Search the listing below for "JSON". Copy each matching line.

SUPPLIED DATA =
** START **

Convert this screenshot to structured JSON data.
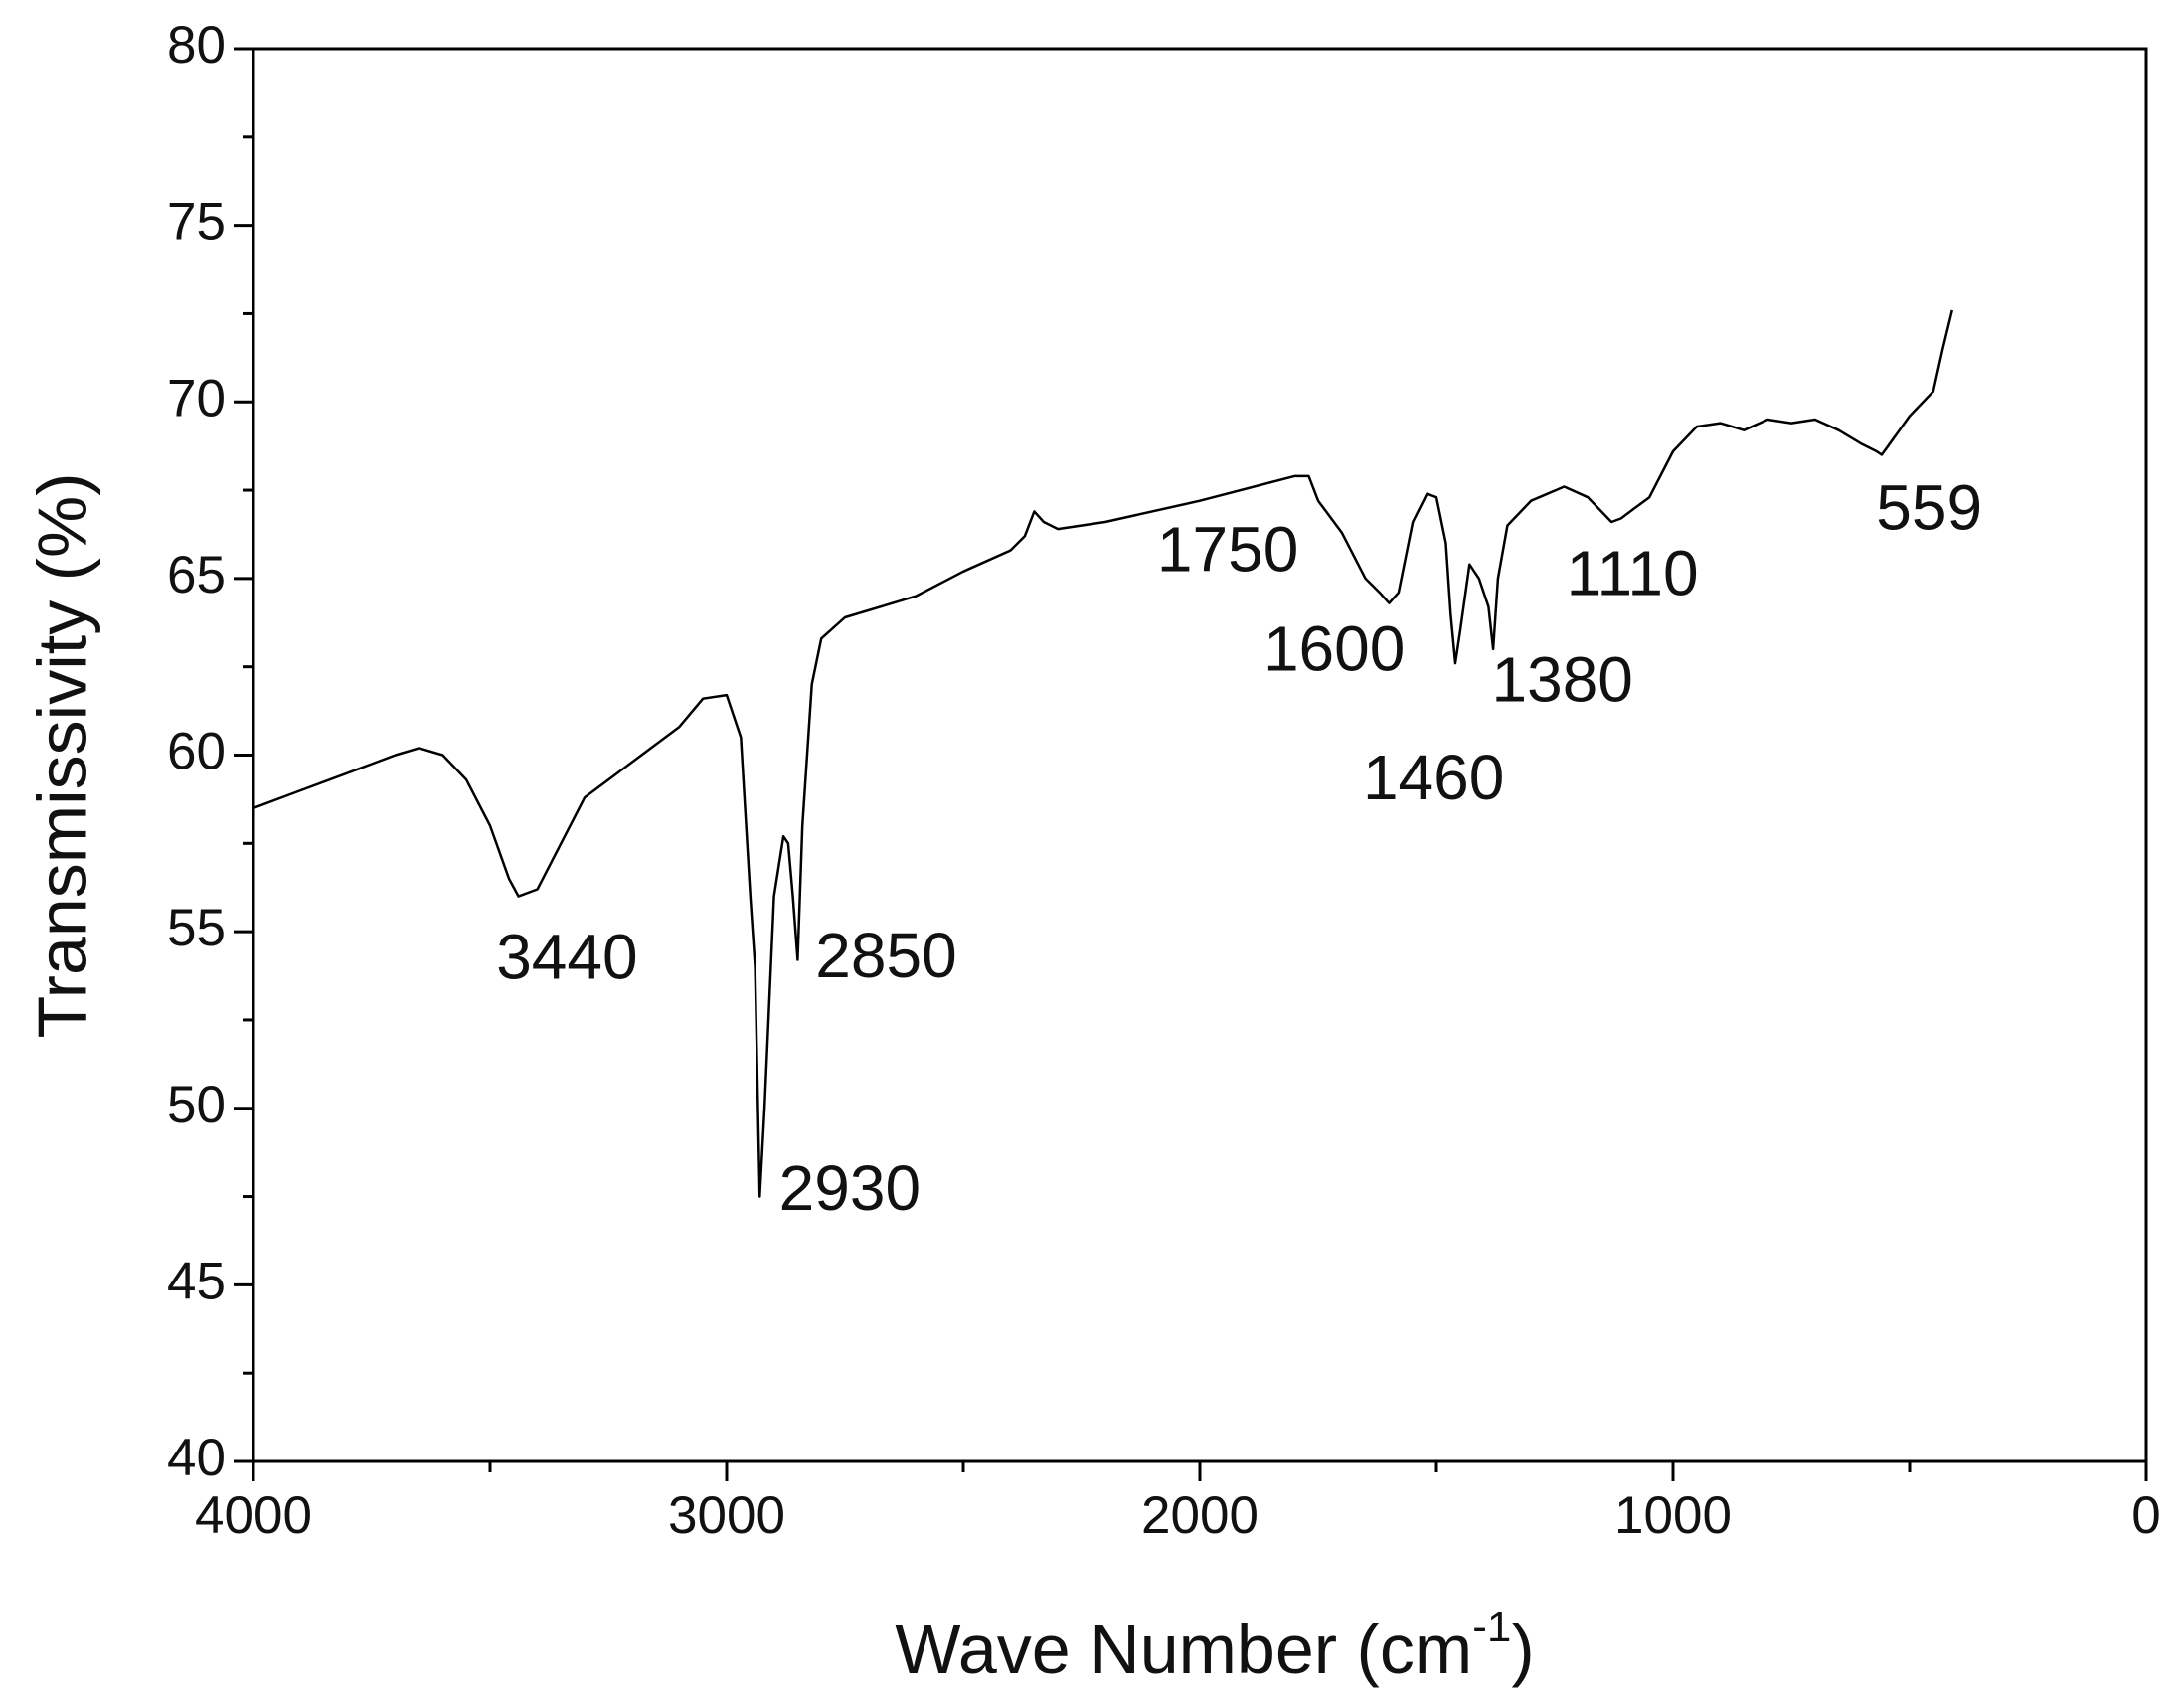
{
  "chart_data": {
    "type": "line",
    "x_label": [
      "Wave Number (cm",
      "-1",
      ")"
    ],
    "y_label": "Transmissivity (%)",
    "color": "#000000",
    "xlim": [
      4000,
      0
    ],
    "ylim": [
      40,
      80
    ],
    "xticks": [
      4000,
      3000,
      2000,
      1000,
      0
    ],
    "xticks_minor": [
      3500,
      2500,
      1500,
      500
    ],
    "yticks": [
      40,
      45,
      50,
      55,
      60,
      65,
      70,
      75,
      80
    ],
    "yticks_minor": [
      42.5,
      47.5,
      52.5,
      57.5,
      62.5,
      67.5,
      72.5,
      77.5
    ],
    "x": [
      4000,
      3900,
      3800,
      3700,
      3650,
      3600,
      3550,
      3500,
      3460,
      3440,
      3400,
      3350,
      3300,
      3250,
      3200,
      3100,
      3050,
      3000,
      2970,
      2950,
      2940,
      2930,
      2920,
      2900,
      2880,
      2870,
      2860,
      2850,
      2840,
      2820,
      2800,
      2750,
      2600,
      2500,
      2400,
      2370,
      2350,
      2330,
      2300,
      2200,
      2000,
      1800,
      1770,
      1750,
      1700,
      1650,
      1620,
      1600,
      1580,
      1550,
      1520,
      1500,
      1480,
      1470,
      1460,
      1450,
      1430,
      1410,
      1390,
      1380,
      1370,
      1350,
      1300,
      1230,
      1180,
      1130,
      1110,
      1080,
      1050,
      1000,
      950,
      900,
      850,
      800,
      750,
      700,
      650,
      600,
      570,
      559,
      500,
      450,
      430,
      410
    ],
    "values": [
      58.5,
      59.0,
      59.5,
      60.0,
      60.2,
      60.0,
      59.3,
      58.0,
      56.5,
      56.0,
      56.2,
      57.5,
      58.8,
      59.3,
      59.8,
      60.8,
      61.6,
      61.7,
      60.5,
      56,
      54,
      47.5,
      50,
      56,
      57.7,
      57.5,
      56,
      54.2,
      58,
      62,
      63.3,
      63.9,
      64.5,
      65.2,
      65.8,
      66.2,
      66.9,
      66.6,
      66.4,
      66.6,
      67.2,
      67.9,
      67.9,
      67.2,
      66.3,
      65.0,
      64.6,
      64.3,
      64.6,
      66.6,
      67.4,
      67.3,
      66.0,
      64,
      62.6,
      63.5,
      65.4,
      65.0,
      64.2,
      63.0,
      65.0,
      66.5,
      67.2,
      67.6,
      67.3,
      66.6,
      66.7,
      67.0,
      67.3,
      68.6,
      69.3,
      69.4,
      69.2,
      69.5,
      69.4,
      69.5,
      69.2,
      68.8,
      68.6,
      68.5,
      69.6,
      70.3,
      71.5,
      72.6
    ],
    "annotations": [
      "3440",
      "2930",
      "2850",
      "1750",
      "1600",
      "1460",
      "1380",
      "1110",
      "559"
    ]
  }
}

** END **
** START **

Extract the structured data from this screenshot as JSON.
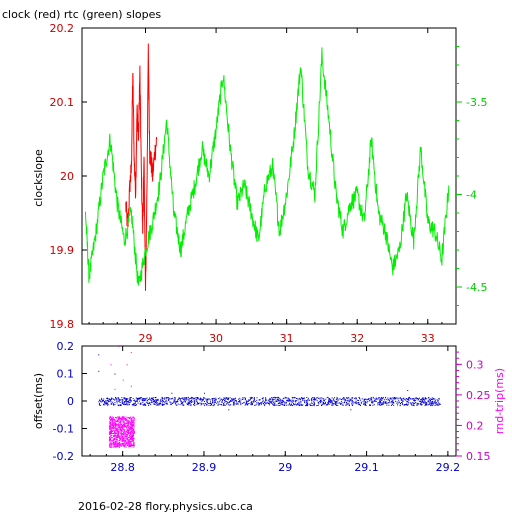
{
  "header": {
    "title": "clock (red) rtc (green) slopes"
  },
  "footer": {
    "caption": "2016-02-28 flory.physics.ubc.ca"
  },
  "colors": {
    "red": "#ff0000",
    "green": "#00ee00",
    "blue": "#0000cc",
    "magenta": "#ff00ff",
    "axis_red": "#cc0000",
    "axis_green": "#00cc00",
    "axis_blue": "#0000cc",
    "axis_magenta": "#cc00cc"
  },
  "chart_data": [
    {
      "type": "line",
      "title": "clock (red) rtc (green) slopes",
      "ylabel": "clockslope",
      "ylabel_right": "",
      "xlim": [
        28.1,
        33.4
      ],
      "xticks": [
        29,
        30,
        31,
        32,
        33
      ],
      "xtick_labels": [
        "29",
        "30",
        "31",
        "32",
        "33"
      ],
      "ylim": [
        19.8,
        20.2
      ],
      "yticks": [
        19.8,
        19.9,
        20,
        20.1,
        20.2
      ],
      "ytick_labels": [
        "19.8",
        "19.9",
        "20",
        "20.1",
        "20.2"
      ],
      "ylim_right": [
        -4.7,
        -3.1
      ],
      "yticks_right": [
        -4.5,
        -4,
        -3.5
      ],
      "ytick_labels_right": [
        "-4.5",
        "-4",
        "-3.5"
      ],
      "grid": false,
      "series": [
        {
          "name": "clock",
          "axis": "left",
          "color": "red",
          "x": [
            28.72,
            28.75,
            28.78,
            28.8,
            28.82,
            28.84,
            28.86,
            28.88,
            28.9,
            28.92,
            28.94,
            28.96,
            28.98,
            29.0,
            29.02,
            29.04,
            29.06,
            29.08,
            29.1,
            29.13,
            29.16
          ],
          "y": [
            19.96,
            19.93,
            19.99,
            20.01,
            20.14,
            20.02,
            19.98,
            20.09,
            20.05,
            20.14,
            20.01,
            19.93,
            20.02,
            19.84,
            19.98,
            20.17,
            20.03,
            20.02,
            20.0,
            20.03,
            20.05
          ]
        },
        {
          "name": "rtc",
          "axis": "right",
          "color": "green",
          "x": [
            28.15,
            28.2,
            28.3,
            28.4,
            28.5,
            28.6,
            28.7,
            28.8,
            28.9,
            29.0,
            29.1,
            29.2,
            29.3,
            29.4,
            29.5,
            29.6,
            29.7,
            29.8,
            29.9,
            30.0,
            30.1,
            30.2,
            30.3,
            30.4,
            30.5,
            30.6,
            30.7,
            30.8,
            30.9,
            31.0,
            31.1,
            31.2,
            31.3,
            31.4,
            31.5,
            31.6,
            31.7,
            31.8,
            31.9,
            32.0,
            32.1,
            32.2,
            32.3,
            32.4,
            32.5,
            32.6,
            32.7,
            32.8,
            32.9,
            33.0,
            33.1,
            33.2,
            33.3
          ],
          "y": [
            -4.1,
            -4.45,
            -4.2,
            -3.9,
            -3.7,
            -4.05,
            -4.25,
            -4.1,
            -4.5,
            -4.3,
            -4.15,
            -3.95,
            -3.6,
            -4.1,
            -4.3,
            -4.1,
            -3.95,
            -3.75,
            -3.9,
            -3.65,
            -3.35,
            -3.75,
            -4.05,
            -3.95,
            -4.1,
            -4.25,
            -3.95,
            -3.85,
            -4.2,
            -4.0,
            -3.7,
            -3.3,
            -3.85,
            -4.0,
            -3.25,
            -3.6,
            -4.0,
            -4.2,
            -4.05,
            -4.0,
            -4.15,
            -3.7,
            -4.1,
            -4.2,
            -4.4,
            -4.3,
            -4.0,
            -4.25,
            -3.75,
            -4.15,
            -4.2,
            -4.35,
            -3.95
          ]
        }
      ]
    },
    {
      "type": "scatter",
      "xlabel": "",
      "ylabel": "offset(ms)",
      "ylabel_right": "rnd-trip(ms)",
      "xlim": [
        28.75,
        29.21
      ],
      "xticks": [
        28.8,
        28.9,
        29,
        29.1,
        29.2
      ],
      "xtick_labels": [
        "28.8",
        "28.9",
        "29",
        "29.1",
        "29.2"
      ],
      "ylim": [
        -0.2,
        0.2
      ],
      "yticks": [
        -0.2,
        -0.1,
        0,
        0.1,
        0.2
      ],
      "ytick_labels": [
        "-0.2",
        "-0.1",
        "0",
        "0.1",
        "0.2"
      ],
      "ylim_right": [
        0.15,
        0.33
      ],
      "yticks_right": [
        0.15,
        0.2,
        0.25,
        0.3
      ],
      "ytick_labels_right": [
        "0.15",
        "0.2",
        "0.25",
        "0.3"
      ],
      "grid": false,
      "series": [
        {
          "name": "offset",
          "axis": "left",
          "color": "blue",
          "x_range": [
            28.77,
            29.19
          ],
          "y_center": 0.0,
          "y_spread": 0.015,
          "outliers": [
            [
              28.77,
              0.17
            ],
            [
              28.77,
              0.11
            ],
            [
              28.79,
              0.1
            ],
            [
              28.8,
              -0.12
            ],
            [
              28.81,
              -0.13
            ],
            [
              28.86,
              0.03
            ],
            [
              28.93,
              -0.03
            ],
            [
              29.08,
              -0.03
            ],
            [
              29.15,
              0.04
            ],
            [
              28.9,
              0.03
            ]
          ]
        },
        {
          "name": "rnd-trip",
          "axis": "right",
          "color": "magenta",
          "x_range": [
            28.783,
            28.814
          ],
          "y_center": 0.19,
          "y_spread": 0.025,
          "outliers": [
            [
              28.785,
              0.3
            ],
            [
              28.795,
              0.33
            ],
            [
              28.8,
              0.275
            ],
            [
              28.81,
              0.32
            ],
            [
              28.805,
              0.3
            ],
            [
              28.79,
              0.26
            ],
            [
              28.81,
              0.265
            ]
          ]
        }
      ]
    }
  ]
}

** END **

OUTPUT OF THE EXERCISE =
Convert this screenshot to structured JSON data.
Extract the structured data from this screenshot as JSON.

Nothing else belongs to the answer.